• [SELECTION]:
[START]

I would love nothing more than for every white American Christian male to read Michael McRay’s introduction as it is a shining example of acknowledging privilege, wisely seeing others and amplifying voices of truth so that we have better stories with which to base our lived togetherness around. But, as a white American Christian female, I have a lot to learn too, and others may think he could have stretched farther.

McRay traveled to Israel and Palestine, Northern Ireland and South Africa to listen to the wisdom of those living there and to learn from them about the problems and possibilities of reconciliation. What he learns quickly is: “There’s something about the language of reconciliation that can seem friendlier to those in power and an enemy to those suffering, while language of justice may be the exact opposite.” He says that dialogue for the sake of dialogue only keeps the oppressors in power. “If pursuits of dialogue and relationship with those on the other side are not actively leading toward a secure, peaceful, just and equitable future for all involved, then they aren’t worth having.” Dialogue is not the goal; it is the tool used to get to the goal.

Empathy hopefully can undo some of the lies or the false stories told to keep things as they are. Everyone in Israel and Palestine experiences trauma continuously; there is not PTSD because there is not an end to the trauma. He compares occupation in Israel and Palestine to white supremacy in the U.S.; these systems are poisonous and destroy people.

With empathy, there must be a commitment to nonviolence. He tells the story of a woman whose son, an Israeli officer, was killed, and she tells army officials not to kill anyone in her son’s name. She comes to realize that her son was killed because he was in uniform, not because the man who shot him knew him. Like dialogue, empathy must “lead toward constructive efforts for personal and social improvement.” It is not enough to understand why a Palestinian might kill an Israeli soldier, but together everyone must work toward nonviolent solutions.

[END]

• [PROBLEM TO SOLVE]: Please extend the review about McRay and reconciliation with a few more paragraphs, beginning right after its final sentence.

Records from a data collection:
[START]

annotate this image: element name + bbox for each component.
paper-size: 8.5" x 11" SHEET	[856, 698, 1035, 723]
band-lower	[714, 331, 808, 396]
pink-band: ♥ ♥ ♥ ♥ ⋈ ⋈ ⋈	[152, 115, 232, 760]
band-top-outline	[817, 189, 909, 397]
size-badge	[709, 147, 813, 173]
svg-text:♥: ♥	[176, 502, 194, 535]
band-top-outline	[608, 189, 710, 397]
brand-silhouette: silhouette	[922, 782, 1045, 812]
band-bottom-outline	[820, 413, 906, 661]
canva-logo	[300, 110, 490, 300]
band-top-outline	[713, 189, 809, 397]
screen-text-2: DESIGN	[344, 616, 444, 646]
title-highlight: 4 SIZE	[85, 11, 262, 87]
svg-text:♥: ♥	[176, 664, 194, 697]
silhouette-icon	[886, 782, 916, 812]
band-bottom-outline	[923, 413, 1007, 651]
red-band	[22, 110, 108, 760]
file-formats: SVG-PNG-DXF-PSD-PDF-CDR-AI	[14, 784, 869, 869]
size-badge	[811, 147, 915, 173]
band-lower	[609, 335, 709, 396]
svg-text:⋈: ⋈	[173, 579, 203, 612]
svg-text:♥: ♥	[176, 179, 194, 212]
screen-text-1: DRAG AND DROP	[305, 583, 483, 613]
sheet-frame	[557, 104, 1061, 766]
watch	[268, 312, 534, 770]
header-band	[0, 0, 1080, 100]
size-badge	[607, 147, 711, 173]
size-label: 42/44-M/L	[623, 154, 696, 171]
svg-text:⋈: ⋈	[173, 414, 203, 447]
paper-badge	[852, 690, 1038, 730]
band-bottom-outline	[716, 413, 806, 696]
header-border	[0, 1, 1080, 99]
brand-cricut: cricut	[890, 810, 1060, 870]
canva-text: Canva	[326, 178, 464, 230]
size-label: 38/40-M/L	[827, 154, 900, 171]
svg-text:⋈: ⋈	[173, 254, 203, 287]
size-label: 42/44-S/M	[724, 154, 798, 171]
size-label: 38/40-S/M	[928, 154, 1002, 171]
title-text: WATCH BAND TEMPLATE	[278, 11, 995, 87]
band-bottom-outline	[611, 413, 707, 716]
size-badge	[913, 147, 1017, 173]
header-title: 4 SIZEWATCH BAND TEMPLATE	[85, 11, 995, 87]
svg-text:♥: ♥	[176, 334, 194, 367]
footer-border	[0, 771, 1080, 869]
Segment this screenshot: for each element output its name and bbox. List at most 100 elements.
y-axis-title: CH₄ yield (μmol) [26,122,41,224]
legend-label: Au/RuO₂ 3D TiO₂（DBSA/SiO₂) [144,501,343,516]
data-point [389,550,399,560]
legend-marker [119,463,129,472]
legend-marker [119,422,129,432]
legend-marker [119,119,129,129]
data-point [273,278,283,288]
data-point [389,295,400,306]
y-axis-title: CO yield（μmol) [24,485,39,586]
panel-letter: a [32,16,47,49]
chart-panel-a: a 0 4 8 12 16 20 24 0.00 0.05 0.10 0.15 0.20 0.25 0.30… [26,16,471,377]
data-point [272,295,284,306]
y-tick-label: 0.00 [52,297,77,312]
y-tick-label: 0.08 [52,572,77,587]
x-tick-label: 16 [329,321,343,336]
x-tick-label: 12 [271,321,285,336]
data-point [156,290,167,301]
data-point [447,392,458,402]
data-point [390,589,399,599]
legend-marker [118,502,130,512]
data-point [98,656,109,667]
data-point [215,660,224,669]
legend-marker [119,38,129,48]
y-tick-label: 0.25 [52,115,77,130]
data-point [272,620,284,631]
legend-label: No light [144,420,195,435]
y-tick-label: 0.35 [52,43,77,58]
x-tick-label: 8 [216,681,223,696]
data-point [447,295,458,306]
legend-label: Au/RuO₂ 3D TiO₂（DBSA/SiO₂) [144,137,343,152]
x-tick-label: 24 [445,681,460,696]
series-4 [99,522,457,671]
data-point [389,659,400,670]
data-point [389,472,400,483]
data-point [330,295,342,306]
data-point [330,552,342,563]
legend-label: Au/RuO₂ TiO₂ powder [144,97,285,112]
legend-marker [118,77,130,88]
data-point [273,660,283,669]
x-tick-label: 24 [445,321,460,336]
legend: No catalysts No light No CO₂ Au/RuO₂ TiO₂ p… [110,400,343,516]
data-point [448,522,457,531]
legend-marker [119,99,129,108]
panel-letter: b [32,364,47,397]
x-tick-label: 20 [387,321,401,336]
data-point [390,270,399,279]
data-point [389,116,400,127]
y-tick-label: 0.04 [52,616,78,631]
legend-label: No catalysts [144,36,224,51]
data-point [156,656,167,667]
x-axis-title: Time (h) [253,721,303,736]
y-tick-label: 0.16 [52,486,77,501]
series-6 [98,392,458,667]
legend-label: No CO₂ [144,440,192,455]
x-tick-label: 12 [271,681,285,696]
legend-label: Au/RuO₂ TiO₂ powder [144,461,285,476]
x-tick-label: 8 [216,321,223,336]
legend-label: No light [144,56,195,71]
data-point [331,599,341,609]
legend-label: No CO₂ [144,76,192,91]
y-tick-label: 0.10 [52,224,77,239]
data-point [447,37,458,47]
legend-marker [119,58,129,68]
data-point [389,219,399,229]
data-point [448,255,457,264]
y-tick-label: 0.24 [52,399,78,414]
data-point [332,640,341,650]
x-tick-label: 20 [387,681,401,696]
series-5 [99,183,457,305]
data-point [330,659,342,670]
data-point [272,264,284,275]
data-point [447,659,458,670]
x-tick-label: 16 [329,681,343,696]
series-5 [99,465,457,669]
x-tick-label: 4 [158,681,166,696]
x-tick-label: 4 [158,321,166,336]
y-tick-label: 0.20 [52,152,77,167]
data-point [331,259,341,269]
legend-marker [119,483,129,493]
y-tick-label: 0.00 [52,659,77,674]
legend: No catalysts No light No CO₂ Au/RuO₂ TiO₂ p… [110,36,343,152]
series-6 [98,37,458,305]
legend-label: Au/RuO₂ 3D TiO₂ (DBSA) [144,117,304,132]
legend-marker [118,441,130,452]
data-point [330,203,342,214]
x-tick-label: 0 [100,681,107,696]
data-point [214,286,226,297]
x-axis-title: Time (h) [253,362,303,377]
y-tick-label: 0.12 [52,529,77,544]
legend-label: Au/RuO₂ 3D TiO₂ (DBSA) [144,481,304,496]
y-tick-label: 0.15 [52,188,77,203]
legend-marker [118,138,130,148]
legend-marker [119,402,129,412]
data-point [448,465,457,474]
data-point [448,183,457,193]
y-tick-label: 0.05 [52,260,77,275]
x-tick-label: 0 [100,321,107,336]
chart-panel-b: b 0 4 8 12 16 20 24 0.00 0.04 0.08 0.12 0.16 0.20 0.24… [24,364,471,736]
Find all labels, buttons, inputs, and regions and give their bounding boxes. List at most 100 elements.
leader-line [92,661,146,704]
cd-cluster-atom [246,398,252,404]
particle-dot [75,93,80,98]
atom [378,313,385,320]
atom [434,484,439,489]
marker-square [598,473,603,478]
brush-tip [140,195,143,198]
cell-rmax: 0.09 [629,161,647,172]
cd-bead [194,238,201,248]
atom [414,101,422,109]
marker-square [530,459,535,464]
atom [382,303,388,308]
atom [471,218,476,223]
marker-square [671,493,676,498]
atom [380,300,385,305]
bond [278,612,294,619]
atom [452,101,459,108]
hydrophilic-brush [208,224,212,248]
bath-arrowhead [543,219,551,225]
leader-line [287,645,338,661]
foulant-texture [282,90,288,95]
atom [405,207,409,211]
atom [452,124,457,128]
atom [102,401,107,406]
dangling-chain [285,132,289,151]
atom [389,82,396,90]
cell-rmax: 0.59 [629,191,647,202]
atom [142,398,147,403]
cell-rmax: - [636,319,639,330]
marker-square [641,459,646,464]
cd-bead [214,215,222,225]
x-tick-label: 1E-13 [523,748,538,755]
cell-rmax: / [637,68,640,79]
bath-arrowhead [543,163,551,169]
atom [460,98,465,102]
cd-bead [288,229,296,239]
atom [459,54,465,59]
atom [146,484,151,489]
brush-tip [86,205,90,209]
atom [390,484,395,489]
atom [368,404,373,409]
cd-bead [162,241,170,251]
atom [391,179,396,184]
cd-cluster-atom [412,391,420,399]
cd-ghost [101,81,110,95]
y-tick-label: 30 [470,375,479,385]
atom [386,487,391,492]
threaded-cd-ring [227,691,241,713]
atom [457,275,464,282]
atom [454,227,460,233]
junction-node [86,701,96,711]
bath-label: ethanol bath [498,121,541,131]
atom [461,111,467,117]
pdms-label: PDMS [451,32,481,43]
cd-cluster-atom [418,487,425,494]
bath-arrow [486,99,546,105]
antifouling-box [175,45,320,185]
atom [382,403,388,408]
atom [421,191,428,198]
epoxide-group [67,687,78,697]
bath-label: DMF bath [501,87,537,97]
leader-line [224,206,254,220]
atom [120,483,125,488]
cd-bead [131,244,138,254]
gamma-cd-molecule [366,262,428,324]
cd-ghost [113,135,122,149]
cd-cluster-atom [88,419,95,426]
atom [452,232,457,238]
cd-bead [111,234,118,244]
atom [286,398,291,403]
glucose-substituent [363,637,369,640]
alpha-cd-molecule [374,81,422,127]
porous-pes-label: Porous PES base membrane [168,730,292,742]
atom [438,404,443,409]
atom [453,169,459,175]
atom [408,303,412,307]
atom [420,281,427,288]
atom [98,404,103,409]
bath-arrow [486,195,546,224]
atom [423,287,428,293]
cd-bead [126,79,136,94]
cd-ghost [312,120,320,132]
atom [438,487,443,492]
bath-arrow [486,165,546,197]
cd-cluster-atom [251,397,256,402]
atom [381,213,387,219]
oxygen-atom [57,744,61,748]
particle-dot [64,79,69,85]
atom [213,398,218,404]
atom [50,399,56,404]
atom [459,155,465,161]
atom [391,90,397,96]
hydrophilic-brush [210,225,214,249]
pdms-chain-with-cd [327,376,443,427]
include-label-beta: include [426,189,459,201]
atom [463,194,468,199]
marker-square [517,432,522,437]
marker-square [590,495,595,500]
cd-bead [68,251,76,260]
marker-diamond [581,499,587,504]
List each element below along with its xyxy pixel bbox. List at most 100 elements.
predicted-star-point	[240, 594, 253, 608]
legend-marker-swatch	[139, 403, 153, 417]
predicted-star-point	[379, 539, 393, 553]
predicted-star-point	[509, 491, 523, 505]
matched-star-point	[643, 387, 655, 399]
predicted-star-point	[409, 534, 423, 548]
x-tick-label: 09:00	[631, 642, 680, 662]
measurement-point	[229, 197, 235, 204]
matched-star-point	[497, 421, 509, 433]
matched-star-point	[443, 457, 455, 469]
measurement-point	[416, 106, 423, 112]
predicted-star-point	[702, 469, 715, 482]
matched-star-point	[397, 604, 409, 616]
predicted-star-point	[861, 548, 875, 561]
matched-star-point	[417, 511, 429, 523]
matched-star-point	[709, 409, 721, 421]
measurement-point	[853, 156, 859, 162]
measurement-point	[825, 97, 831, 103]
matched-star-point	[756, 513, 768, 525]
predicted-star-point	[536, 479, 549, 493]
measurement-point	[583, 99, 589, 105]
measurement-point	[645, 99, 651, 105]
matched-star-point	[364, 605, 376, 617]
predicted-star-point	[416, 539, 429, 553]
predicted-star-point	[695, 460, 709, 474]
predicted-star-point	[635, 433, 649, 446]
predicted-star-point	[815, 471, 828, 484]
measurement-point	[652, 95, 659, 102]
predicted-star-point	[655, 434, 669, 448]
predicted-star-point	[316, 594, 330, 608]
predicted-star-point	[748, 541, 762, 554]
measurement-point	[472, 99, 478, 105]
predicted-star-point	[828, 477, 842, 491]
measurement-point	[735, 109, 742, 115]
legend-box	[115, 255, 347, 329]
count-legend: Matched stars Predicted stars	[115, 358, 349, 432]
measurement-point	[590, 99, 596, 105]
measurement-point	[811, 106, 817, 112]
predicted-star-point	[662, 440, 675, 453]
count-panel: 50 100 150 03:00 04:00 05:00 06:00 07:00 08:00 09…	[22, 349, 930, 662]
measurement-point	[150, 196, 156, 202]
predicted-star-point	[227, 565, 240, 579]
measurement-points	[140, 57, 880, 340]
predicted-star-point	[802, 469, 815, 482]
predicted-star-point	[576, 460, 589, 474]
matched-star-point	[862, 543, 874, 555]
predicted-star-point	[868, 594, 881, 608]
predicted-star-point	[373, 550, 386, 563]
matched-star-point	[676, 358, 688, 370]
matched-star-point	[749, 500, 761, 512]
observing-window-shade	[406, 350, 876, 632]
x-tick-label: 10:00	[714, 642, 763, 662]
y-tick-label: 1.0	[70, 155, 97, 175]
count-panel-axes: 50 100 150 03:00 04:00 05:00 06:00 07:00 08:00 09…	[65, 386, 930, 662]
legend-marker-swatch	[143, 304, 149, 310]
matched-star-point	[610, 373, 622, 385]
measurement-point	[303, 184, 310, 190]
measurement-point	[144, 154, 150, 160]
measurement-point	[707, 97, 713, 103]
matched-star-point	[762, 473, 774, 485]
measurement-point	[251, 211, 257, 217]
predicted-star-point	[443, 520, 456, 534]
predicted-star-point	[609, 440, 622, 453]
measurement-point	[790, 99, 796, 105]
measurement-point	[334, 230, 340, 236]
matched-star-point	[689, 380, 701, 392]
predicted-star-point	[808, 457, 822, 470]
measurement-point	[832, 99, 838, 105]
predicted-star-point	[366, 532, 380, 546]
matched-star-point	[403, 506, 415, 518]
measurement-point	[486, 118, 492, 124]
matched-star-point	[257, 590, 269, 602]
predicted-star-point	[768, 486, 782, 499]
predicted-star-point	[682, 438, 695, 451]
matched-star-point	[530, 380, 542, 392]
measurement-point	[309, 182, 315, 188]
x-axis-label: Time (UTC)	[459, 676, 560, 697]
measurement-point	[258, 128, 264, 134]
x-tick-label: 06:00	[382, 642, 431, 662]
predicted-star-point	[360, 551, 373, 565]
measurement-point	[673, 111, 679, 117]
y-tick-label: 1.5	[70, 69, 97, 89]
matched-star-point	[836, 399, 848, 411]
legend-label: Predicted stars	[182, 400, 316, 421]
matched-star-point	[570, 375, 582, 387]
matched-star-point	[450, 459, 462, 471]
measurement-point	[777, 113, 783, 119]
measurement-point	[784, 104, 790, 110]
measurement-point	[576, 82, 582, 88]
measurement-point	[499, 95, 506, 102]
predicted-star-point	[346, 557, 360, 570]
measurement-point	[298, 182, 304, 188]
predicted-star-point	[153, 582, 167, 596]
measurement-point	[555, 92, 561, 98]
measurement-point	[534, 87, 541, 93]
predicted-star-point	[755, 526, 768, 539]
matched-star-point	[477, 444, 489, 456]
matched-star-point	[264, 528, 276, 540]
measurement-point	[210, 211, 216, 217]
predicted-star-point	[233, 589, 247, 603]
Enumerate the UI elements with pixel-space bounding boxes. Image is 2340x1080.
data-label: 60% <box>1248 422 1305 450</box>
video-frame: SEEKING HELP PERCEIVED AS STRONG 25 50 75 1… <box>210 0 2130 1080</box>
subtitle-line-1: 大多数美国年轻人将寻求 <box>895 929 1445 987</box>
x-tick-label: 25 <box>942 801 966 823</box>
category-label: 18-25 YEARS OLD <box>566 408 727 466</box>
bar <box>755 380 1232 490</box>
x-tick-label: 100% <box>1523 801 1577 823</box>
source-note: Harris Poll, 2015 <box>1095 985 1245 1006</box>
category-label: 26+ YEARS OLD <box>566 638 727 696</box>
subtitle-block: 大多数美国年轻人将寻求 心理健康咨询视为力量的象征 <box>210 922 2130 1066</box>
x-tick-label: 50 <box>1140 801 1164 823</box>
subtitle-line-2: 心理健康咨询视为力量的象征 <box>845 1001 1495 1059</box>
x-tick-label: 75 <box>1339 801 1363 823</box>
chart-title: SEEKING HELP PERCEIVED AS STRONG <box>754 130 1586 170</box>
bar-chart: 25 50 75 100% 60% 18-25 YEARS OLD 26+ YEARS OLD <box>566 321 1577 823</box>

[END]

• [TASK ANSWER]:
Bridge building starts with work on your own foundations, then meeting the “other” in the middle and building something together that others can walk across. McRay shares a story of a woman who met the man who killed her father. They both do their own emotional work before they meet, and they build a friendship.

Reconciling relationships are important, but they are not enough because “we must also consider things like power, generational trauma, redistribution of resources, reparations for harm, economic empowerment, and what to with four hundred years of grieving.” The work of justice needs compassionate relationship building and to address economic imbalances.

Reading this book was like reading the script for a documentary. Watching people tell their own stories often is more compelling than reading them, so I’m hoping this book becomes a film. To his credit, McRay made me want to see people I don’t often think of, and for that I am grateful.